§ **Request**: Every record should be written out exactly, with the pictures left out.

(begin)

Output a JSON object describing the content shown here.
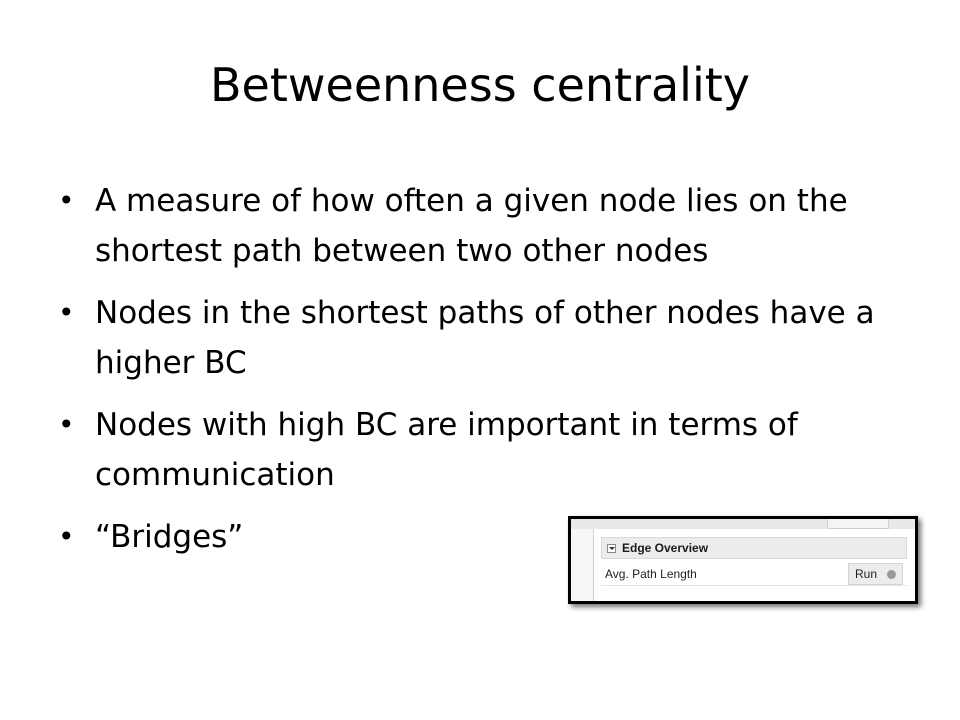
{
  "slide": {
    "title": "Betweenness centrality",
    "bullets": [
      {
        "marker": "•",
        "text": "A measure of how often a given node lies on the shortest path between two other nodes"
      },
      {
        "marker": "•",
        "text": "Nodes in the shortest paths of other nodes have a higher BC"
      },
      {
        "marker": "•",
        "text": "Nodes with high BC are important in terms of communication"
      },
      {
        "marker": "•",
        "text": "“Bridges”"
      }
    ]
  },
  "panel": {
    "section_title": "Edge Overview",
    "metric_label": "Avg. Path Length",
    "run_label": "Run",
    "icons": {
      "collapse": "collapse-toggle-icon",
      "status": "status-dot-icon"
    }
  }
}
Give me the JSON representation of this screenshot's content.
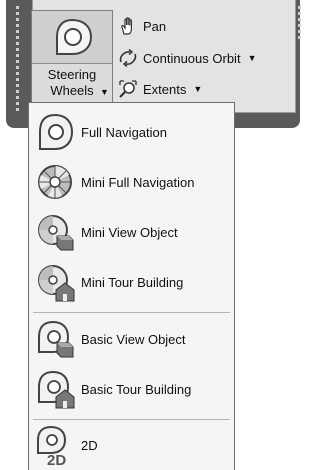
{
  "ribbon": {
    "steering_wheels": {
      "label_line1": "Steering",
      "label_line2": "Wheels",
      "icon": "steering-wheel-icon"
    },
    "pan": {
      "label": "Pan",
      "icon": "pan-hand-icon"
    },
    "continuous_orbit": {
      "label": "Continuous Orbit",
      "icon": "orbit-icon"
    },
    "extents": {
      "label": "Extents",
      "icon": "zoom-extents-icon"
    }
  },
  "menu": {
    "items": [
      {
        "label": "Full Navigation",
        "icon": "full-navigation-wheel-icon"
      },
      {
        "label": "Mini Full Navigation",
        "icon": "mini-full-navigation-wheel-icon"
      },
      {
        "label": "Mini View Object",
        "icon": "mini-view-object-wheel-icon"
      },
      {
        "label": "Mini Tour Building",
        "icon": "mini-tour-building-wheel-icon"
      },
      {
        "label": "Basic View Object",
        "icon": "basic-view-object-wheel-icon"
      },
      {
        "label": "Basic Tour Building",
        "icon": "basic-tour-building-wheel-icon"
      },
      {
        "label": "2D",
        "icon": "2d-wheel-icon",
        "icon_text": "2D"
      }
    ]
  }
}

(end)

§ **Exercise answer**:
Output a JSON object describing the content shown here.
{
  "slide": {
    "title": "Betweenness centrality",
    "bullets": [
      {
        "marker": "•",
        "text": "A measure of how often a given node lies on the shortest path between two other nodes"
      },
      {
        "marker": "•",
        "text": "Nodes in the shortest paths of other nodes have a higher BC"
      },
      {
        "marker": "•",
        "text": "Nodes with high BC are important in terms of communication"
      },
      {
        "marker": "•",
        "text": "“Bridges”"
      }
    ]
  },
  "panel": {
    "section_title": "Edge Overview",
    "metric_label": "Avg. Path Length",
    "run_label": "Run",
    "icons": {
      "collapse": "collapse-toggle-icon",
      "status": "status-dot-icon"
    }
  }
}
Give me the JSON representation of this screenshot's content.
{
  "ribbon": {
    "steering_wheels": {
      "label_line1": "Steering",
      "label_line2": "Wheels",
      "icon": "steering-wheel-icon"
    },
    "pan": {
      "label": "Pan",
      "icon": "pan-hand-icon"
    },
    "continuous_orbit": {
      "label": "Continuous Orbit",
      "icon": "orbit-icon"
    },
    "extents": {
      "label": "Extents",
      "icon": "zoom-extents-icon"
    }
  },
  "menu": {
    "items": [
      {
        "label": "Full Navigation",
        "icon": "full-navigation-wheel-icon"
      },
      {
        "label": "Mini Full Navigation",
        "icon": "mini-full-navigation-wheel-icon"
      },
      {
        "label": "Mini View Object",
        "icon": "mini-view-object-wheel-icon"
      },
      {
        "label": "Mini Tour Building",
        "icon": "mini-tour-building-wheel-icon"
      },
      {
        "label": "Basic View Object",
        "icon": "basic-view-object-wheel-icon"
      },
      {
        "label": "Basic Tour Building",
        "icon": "basic-tour-building-wheel-icon"
      },
      {
        "label": "2D",
        "icon": "2d-wheel-icon",
        "icon_text": "2D"
      }
    ]
  }
}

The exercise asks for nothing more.